Records from a collection of figures:
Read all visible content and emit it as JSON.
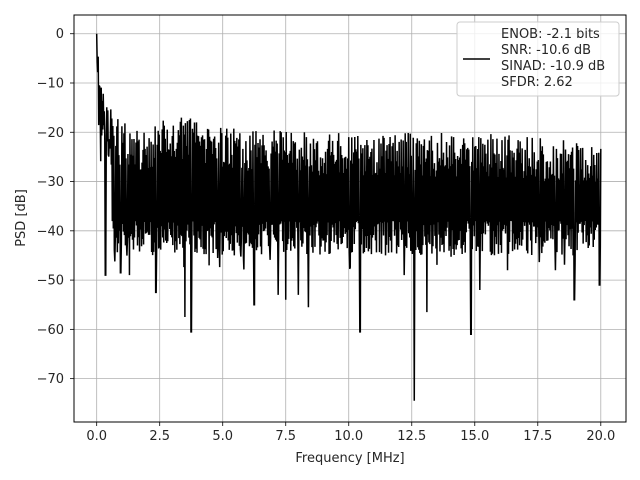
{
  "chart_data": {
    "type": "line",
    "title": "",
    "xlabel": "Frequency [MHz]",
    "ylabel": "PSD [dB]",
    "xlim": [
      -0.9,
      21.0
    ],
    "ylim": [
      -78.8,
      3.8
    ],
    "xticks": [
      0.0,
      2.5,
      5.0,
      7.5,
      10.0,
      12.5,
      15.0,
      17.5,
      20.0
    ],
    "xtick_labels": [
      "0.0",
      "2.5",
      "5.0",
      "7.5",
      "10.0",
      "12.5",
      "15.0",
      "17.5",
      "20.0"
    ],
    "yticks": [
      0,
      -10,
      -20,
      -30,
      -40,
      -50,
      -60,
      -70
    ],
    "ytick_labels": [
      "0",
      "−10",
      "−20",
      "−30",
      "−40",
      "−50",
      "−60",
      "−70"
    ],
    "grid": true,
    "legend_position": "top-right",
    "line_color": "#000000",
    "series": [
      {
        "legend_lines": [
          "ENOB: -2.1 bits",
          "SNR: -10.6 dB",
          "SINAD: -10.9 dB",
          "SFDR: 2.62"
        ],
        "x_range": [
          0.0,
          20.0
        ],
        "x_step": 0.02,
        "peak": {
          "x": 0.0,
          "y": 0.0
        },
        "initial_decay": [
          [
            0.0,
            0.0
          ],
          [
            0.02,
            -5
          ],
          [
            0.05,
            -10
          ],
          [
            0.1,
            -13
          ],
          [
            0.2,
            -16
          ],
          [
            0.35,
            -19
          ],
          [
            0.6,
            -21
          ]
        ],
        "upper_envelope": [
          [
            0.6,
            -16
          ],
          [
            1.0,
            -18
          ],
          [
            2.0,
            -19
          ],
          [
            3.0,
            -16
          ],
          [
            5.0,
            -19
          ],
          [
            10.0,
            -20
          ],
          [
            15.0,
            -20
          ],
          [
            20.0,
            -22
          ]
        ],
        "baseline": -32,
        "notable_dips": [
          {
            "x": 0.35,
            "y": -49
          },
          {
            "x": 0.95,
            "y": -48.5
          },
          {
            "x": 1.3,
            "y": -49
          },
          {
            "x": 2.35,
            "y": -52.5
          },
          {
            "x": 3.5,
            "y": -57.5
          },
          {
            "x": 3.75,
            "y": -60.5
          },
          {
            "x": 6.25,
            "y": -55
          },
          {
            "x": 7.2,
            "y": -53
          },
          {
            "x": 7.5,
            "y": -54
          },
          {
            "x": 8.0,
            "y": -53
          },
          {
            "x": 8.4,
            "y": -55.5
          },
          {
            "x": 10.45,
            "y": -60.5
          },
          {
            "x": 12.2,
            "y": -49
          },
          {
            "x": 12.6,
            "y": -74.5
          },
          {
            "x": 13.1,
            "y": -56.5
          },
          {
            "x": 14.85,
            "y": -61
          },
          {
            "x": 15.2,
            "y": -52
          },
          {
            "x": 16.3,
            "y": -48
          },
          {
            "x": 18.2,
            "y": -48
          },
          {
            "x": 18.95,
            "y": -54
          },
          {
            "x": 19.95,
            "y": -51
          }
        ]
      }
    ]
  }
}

---

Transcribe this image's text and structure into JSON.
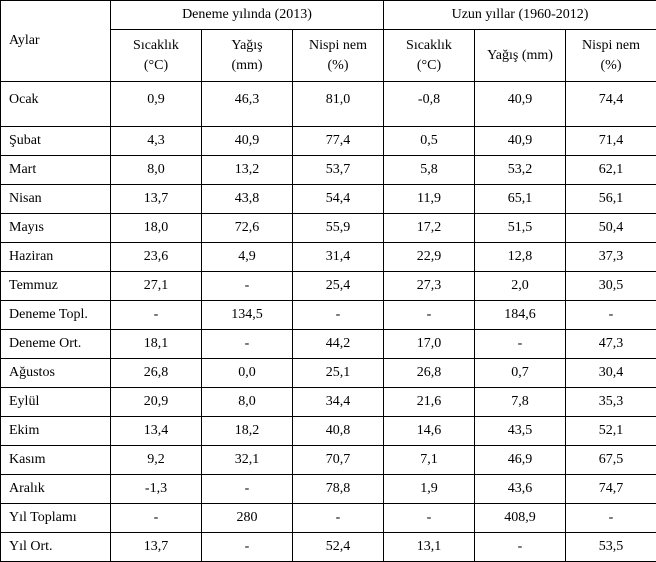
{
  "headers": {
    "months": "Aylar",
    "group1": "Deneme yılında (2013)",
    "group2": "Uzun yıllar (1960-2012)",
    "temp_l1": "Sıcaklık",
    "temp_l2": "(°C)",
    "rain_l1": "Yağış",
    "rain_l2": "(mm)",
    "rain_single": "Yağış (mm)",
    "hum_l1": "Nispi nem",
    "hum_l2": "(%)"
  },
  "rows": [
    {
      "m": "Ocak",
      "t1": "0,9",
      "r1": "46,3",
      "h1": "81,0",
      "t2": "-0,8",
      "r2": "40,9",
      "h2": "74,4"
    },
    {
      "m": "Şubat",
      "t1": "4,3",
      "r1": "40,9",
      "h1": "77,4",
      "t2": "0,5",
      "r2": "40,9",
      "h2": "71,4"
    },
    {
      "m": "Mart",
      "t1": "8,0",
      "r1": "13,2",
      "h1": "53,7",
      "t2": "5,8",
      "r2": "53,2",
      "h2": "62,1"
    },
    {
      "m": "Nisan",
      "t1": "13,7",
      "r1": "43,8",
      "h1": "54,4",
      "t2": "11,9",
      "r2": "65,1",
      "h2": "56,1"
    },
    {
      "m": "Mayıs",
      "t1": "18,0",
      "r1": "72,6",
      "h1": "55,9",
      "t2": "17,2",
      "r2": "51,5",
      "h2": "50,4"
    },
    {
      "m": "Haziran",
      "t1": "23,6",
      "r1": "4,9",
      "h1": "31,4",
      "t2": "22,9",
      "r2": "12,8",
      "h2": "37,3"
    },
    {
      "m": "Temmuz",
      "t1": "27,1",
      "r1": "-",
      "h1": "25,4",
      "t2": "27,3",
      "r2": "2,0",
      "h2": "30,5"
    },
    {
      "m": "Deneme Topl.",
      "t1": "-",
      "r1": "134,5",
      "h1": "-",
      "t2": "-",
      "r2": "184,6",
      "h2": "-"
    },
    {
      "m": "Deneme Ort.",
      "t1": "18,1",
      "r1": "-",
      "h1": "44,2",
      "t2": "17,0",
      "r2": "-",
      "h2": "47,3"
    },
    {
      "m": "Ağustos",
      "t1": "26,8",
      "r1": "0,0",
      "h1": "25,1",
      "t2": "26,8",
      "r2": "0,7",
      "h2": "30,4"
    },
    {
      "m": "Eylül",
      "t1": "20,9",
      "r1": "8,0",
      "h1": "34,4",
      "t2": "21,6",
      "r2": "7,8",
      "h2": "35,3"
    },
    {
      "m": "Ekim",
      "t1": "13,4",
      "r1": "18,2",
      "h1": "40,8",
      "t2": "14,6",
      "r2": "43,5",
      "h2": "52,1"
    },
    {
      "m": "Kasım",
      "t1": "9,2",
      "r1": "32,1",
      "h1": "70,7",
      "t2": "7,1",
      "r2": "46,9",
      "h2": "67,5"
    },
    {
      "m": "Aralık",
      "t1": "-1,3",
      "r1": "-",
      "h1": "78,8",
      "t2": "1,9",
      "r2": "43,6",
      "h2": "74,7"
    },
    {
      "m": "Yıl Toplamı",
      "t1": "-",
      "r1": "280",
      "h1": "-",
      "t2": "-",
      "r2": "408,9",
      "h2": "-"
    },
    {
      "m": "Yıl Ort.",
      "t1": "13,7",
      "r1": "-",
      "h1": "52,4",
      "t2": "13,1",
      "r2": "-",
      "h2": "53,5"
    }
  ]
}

**What the exercise asks**
Go through the listing above and return every line where the word "Deneme" occurs.

**Response to this exercise**
    "group1": "Deneme yılında (2013)",
      "m": "Deneme Topl.",
      "m": "Deneme Ort.",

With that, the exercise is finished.